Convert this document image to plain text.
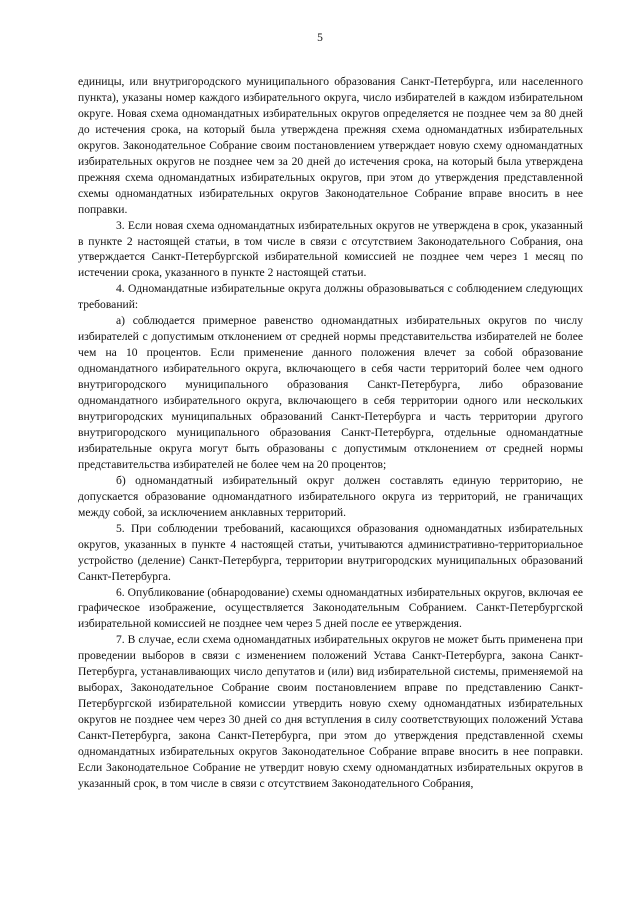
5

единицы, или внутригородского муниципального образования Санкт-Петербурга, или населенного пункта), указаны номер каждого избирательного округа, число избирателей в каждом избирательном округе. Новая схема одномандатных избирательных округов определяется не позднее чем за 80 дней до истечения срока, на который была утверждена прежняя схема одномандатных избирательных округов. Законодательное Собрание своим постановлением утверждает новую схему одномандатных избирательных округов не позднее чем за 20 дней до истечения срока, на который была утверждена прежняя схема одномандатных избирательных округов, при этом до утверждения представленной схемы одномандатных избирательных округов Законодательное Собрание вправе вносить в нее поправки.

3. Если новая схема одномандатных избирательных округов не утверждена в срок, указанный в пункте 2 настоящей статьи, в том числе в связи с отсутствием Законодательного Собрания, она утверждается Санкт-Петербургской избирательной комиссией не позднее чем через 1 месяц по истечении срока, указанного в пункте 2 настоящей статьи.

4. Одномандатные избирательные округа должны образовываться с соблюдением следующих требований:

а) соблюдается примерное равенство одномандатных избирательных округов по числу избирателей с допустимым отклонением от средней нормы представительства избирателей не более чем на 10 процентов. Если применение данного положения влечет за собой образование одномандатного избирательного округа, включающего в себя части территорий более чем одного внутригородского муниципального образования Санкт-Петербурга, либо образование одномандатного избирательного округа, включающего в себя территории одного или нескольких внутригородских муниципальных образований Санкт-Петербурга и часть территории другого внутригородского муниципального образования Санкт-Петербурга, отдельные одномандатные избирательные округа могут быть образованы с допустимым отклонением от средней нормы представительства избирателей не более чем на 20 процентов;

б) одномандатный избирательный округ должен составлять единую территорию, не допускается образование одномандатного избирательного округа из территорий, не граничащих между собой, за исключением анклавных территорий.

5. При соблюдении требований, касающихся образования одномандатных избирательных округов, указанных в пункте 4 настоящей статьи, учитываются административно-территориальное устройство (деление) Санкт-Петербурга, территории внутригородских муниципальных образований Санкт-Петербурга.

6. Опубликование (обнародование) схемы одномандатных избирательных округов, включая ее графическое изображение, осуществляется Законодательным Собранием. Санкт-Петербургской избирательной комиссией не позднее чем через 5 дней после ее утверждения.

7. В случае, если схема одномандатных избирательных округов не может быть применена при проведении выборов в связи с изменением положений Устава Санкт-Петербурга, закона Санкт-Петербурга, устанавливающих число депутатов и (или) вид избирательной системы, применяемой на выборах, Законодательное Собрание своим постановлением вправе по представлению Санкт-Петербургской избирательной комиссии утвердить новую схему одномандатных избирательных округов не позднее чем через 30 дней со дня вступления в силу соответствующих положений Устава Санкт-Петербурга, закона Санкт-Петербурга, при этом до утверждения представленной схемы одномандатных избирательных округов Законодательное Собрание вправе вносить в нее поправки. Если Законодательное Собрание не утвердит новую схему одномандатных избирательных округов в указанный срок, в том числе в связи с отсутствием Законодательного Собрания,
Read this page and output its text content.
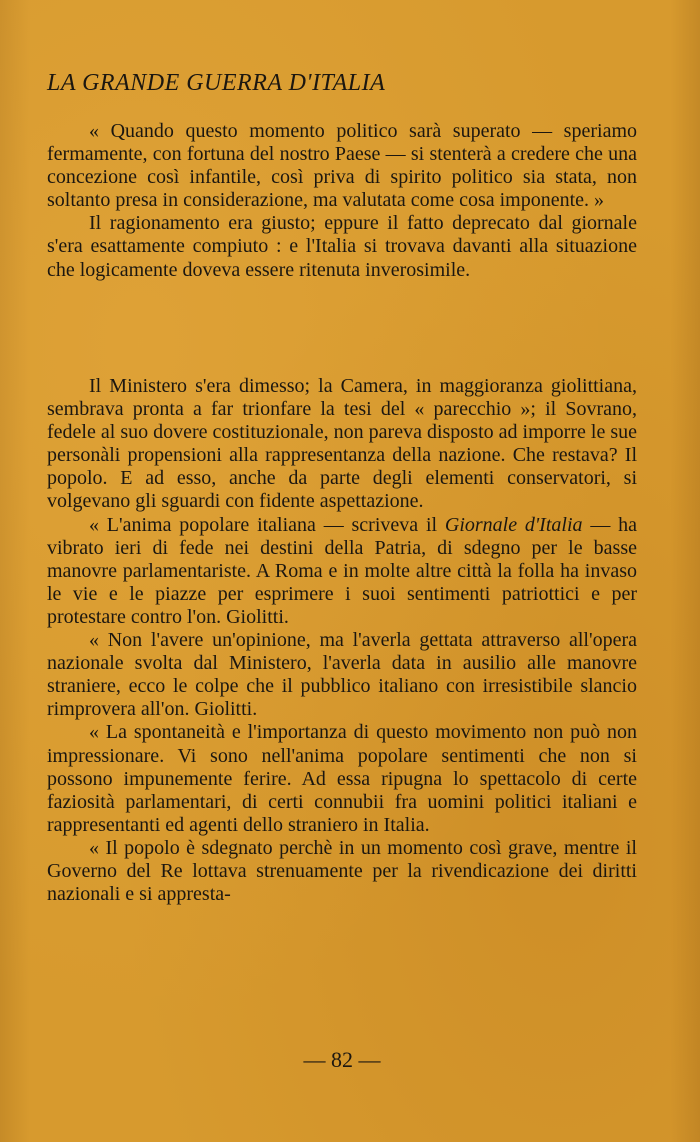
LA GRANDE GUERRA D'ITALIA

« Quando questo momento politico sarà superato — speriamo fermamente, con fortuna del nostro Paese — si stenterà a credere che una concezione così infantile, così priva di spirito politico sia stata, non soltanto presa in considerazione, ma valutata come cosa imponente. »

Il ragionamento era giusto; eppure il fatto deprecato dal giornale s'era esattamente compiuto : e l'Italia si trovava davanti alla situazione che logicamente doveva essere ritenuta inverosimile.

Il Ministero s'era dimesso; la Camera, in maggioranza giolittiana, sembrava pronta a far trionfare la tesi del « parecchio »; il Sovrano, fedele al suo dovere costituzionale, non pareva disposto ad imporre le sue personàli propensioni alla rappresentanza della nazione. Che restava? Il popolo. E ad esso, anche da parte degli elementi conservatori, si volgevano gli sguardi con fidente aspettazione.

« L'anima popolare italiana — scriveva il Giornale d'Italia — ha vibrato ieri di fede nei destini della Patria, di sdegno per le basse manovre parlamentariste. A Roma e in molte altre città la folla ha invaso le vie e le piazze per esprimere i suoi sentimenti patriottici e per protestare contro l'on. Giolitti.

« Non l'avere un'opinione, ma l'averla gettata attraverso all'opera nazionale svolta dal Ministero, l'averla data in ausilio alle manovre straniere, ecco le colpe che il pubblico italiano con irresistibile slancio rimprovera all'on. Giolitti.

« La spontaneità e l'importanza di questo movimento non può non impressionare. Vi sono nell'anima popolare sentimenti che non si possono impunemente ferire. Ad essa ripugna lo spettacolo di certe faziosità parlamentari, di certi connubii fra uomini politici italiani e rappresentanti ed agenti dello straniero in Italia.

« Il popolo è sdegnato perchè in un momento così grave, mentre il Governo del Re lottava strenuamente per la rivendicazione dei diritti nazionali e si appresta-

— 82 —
--------
Keep the pictures out of your copy, and repeat every entry above exactly.

Task solution
Convert this document image to plain text.
5

единицы, или внутригородского муниципального образования Санкт-Петербурга, или населенного пункта), указаны номер каждого избирательного округа, число избирателей в каждом избирательном округе. Новая схема одномандатных избирательных округов определяется не позднее чем за 80 дней до истечения срока, на который была утверждена прежняя схема одномандатных избирательных округов. Законодательное Собрание своим постановлением утверждает новую схему одномандатных избирательных округов не позднее чем за 20 дней до истечения срока, на который была утверждена прежняя схема одномандатных избирательных округов, при этом до утверждения представленной схемы одномандатных избирательных округов Законодательное Собрание вправе вносить в нее поправки.

3. Если новая схема одномандатных избирательных округов не утверждена в срок, указанный в пункте 2 настоящей статьи, в том числе в связи с отсутствием Законодательного Собрания, она утверждается Санкт-Петербургской избирательной комиссией не позднее чем через 1 месяц по истечении срока, указанного в пункте 2 настоящей статьи.

4. Одномандатные избирательные округа должны образовываться с соблюдением следующих требований:

а) соблюдается примерное равенство одномандатных избирательных округов по числу избирателей с допустимым отклонением от средней нормы представительства избирателей не более чем на 10 процентов. Если применение данного положения влечет за собой образование одномандатного избирательного округа, включающего в себя части территорий более чем одного внутригородского муниципального образования Санкт-Петербурга, либо образование одномандатного избирательного округа, включающего в себя территории одного или нескольких внутригородских муниципальных образований Санкт-Петербурга и часть территории другого внутригородского муниципального образования Санкт-Петербурга, отдельные одномандатные избирательные округа могут быть образованы с допустимым отклонением от средней нормы представительства избирателей не более чем на 20 процентов;

б) одномандатный избирательный округ должен составлять единую территорию, не допускается образование одномандатного избирательного округа из территорий, не граничащих между собой, за исключением анклавных территорий.

5. При соблюдении требований, касающихся образования одномандатных избирательных округов, указанных в пункте 4 настоящей статьи, учитываются административно-территориальное устройство (деление) Санкт-Петербурга, территории внутригородских муниципальных образований Санкт-Петербурга.

6. Опубликование (обнародование) схемы одномандатных избирательных округов, включая ее графическое изображение, осуществляется Законодательным Собранием. Санкт-Петербургской избирательной комиссией не позднее чем через 5 дней после ее утверждения.

7. В случае, если схема одномандатных избирательных округов не может быть применена при проведении выборов в связи с изменением положений Устава Санкт-Петербурга, закона Санкт-Петербурга, устанавливающих число депутатов и (или) вид избирательной системы, применяемой на выборах, Законодательное Собрание своим постановлением вправе по представлению Санкт-Петербургской избирательной комиссии утвердить новую схему одномандатных избирательных округов не позднее чем через 30 дней со дня вступления в силу соответствующих положений Устава Санкт-Петербурга, закона Санкт-Петербурга, при этом до утверждения представленной схемы одномандатных избирательных округов Законодательное Собрание вправе вносить в нее поправки. Если Законодательное Собрание не утвердит новую схему одномандатных избирательных округов в указанный срок, в том числе в связи с отсутствием Законодательного Собрания,
Read this page and output its text content.
LA GRANDE GUERRA D'ITALIA

« Quando questo momento politico sarà superato — speriamo fermamente, con fortuna del nostro Paese — si stenterà a credere che una concezione così infantile, così priva di spirito politico sia stata, non soltanto presa in considerazione, ma valutata come cosa imponente. »

Il ragionamento era giusto; eppure il fatto deprecato dal giornale s'era esattamente compiuto : e l'Italia si trovava davanti alla situazione che logicamente doveva essere ritenuta inverosimile.

Il Ministero s'era dimesso; la Camera, in maggioranza giolittiana, sembrava pronta a far trionfare la tesi del « parecchio »; il Sovrano, fedele al suo dovere costituzionale, non pareva disposto ad imporre le sue personàli propensioni alla rappresentanza della nazione. Che restava? Il popolo. E ad esso, anche da parte degli elementi conservatori, si volgevano gli sguardi con fidente aspettazione.

« L'anima popolare italiana — scriveva il Giornale d'Italia — ha vibrato ieri di fede nei destini della Patria, di sdegno per le basse manovre parlamentariste. A Roma e in molte altre città la folla ha invaso le vie e le piazze per esprimere i suoi sentimenti patriottici e per protestare contro l'on. Giolitti.

« Non l'avere un'opinione, ma l'averla gettata attraverso all'opera nazionale svolta dal Ministero, l'averla data in ausilio alle manovre straniere, ecco le colpe che il pubblico italiano con irresistibile slancio rimprovera all'on. Giolitti.

« La spontaneità e l'importanza di questo movimento non può non impressionare. Vi sono nell'anima popolare sentimenti che non si possono impunemente ferire. Ad essa ripugna lo spettacolo di certe faziosità parlamentari, di certi connubii fra uomini politici italiani e rappresentanti ed agenti dello straniero in Italia.

« Il popolo è sdegnato perchè in un momento così grave, mentre il Governo del Re lottava strenuamente per la rivendicazione dei diritti nazionali e si appresta-

— 82 —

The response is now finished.